◆ WHAT THE EXERCISE ASKS ◆
Transcribe everything in the data word for word. Pictures are left out.

◆ RECORDS SHOWN ◆
start

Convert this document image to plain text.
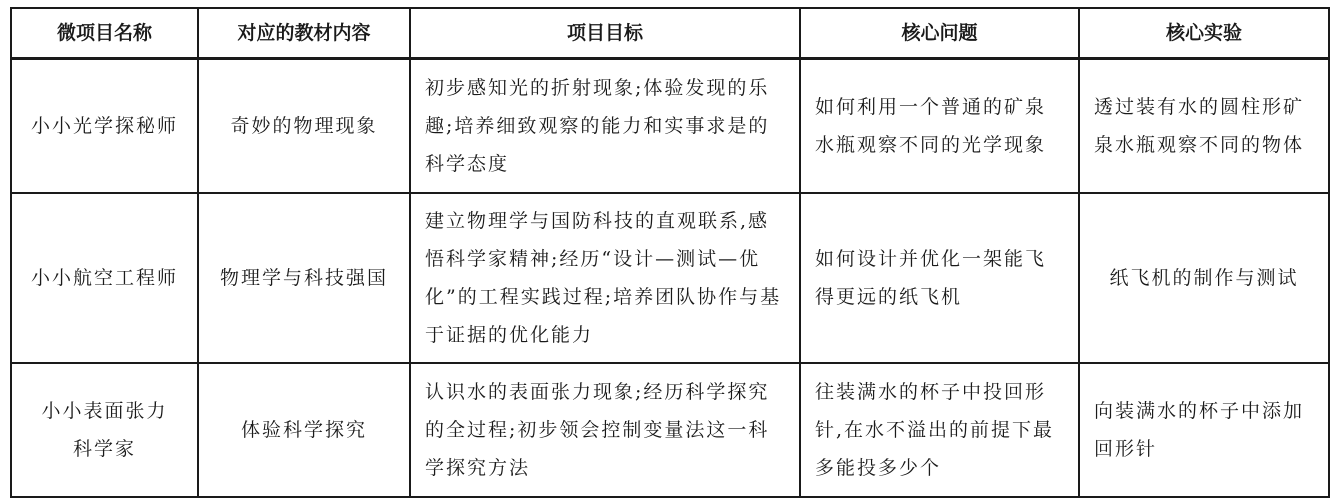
微项目名称	对应的教材内容	项目目标	核心问题	核心实验
小小光学探秘师	奇妙的物理现象	初步感知光的折射现象;体验发现的乐趣;培养细致观察的能力和实事求是的科学态度	如何利用一个普通的矿泉水瓶观察不同的光学现象	透过装有水的圆柱形矿泉水瓶观察不同的物体
小小航空工程师	物理学与科技强国	建立物理学与国防科技的直观联系,感悟科学家精神;经历“设计—测试—优化”的工程实践过程;培养团队协作与基于证据的优化能力	如何设计并优化一架能飞得更远的纸飞机	纸飞机的制作与测试
小小表面张力科学家	体验科学探究	认识水的表面张力现象;经历科学探究的全过程;初步领会控制变量法这一科学探究方法	往装满水的杯子中投回形针,在水不溢出的前提下最多能投多少个	向装满水的杯子中添加回形针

end

◆ SOLUTION BELOW ◆
Convert this document image to plain text.
微项目名称	对应的教材内容	项目目标	核心问题	核心实验
小小光学探秘师	奇妙的物理现象	初步感知光的折射现象;体验发现的乐趣;培养细致观察的能力和实事求是的科学态度	如何利用一个普通的矿泉水瓶观察不同的光学现象	透过装有水的圆柱形矿泉水瓶观察不同的物体
小小航空工程师	物理学与科技强国	建立物理学与国防科技的直观联系,感悟科学家精神;经历“设计—测试—优化”的工程实践过程;培养团队协作与基于证据的优化能力	如何设计并优化一架能飞得更远的纸飞机	纸飞机的制作与测试
小小表面张力科学家	体验科学探究	认识水的表面张力现象;经历科学探究的全过程;初步领会控制变量法这一科学探究方法	往装满水的杯子中投回形针,在水不溢出的前提下最多能投多少个	向装满水的杯子中添加回形针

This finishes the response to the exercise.